EXERCISE TASK: Copy out every line in the entries below that includes "List".

Part of a data file
-- -- --
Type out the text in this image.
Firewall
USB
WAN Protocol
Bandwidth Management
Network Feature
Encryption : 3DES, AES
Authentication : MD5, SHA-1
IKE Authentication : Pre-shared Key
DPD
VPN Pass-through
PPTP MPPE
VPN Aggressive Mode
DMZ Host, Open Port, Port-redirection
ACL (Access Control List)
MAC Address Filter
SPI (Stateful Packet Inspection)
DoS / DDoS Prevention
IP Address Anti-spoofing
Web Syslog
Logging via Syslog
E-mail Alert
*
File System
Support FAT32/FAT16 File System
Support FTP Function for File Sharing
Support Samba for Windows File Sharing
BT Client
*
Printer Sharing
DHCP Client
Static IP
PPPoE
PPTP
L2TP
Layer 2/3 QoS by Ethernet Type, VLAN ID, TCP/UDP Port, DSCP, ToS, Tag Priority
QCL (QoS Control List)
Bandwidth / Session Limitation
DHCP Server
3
-- -- --
REPLY TO THE TASK:
ACL (Access Control List)
QCL (QoS Control List)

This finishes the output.